### CONSIGNE
Restituez à l'identique le passage de l'extrait consacré à la reproduction de la gare de Blaisy-Bas, en commençant par « A l’échelle du » et en poursuivant jusqu'à « Minitrix en N. ».

### EXTRAIT DU DOCUMENT
•••••

A cette échelle, en effet, une grande partie du matériel moteur et remorqué existe, ou a été reproduit. Par ailleurs, la surface consacrée à un tel réseau reste raisonnable, en rapport avec les possibilités de la majorité des amateurs.

 

 

Quant au délicat problème de la reproduction de la ligne aérienne 1500 volts, Carmina viens d'apporter la réponse avec un programme complet, parfaitement réaliste.

 

A l’échelle du H0, la totalité du matériel nécessaire à une exploitation réaliste de la gare de Blaisy-Bas est disponible dans les gammes industrielles, mais à cette échelle, le réseau sera déjà de belles dimensions !

 

Le matériel disponible

Le parc traction assurant le service régulier sur la ligne Paris - Dijon en 1995, était principalement composé des séries suivantes :

- CC 6500 des dépôts de Paris-Sud-Ouest et Vénissieux, disponible en H0 chez Jouef et TAB et Minitrix en N.

- CC 7100 d’Avignon, Rivarossi en H0 et Arnold en N.

- BB 8100 de Dijon, Roco en H0, disponibles en versions verte et béton.

•••••

### JEU DE DONNÉES
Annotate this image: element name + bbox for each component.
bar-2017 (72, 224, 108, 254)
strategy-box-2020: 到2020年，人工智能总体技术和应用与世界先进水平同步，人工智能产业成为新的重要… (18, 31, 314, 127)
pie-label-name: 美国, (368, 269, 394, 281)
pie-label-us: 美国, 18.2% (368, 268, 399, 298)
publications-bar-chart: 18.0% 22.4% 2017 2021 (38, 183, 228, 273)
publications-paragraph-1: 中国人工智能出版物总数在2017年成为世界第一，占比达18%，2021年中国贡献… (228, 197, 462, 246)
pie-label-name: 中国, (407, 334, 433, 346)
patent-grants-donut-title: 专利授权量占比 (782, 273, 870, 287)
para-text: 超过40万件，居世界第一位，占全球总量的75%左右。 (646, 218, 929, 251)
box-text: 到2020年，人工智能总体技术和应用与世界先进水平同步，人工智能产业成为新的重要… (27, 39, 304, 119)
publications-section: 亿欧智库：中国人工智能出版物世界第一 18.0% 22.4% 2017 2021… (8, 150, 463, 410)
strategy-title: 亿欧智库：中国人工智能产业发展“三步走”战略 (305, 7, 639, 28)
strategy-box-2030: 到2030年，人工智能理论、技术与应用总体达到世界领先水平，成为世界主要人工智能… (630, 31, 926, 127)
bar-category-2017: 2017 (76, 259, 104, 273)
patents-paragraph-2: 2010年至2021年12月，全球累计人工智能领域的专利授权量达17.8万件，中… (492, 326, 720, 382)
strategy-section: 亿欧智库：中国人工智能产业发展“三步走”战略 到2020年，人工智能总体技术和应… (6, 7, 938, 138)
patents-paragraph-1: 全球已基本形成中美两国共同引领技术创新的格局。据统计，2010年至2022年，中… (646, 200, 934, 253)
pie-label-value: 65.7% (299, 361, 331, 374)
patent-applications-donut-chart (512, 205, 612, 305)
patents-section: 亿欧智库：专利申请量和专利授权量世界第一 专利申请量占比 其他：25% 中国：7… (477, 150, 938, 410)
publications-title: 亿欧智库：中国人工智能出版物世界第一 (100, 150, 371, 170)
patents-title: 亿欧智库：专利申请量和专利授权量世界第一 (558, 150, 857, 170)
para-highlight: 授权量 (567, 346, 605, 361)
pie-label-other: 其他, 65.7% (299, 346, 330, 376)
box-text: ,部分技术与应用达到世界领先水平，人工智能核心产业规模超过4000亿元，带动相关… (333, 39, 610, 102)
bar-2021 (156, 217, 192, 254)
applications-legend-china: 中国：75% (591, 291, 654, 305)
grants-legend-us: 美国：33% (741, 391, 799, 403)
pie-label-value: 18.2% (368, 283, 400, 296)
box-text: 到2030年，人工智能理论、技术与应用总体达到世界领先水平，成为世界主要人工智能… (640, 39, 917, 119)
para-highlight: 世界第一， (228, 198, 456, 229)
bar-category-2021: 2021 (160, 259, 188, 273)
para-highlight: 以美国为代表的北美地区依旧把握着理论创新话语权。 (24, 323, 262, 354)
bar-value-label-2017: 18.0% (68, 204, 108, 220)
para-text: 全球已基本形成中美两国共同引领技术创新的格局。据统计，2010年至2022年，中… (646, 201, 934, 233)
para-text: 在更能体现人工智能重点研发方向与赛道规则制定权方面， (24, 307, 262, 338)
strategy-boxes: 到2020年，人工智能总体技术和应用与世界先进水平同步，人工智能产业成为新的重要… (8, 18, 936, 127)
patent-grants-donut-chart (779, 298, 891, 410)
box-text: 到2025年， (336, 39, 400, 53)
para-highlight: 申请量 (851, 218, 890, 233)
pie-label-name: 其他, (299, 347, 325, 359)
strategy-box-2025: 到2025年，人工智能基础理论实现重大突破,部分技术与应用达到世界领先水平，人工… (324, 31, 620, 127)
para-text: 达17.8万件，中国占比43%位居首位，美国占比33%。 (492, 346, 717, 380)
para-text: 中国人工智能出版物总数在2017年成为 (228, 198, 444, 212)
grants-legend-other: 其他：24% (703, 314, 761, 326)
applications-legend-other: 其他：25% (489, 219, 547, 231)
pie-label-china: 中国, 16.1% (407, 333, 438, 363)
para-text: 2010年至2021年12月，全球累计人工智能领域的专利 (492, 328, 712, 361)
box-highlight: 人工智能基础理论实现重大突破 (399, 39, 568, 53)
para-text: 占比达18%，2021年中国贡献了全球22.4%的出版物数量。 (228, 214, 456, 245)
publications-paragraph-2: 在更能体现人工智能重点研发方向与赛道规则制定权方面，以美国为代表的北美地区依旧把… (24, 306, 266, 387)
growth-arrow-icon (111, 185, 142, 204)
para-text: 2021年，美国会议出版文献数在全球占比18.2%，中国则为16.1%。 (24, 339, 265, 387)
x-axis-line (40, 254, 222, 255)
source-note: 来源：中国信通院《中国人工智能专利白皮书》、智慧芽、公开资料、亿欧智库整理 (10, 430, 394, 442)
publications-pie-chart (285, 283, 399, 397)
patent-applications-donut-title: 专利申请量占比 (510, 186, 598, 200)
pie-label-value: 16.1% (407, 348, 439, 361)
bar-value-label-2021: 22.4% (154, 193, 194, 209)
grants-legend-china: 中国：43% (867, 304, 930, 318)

•••••

### RÉPONSE À L'EXERCICE
A l’échelle du H0, la totalité du matériel nécessaire à une exploitation réaliste de la gare de Blaisy-Bas est disponible dans les gammes industrielles, mais à cette échelle, le réseau sera déjà de belles dimensions !

 

Le matériel disponible

Le parc traction assurant le service régulier sur la ligne Paris - Dijon en 1995, était principalement composé des séries suivantes :

- CC 6500 des dépôts de Paris-Sud-Ouest et Vénissieux, disponible en H0 chez Jouef et TAB et Minitrix en N.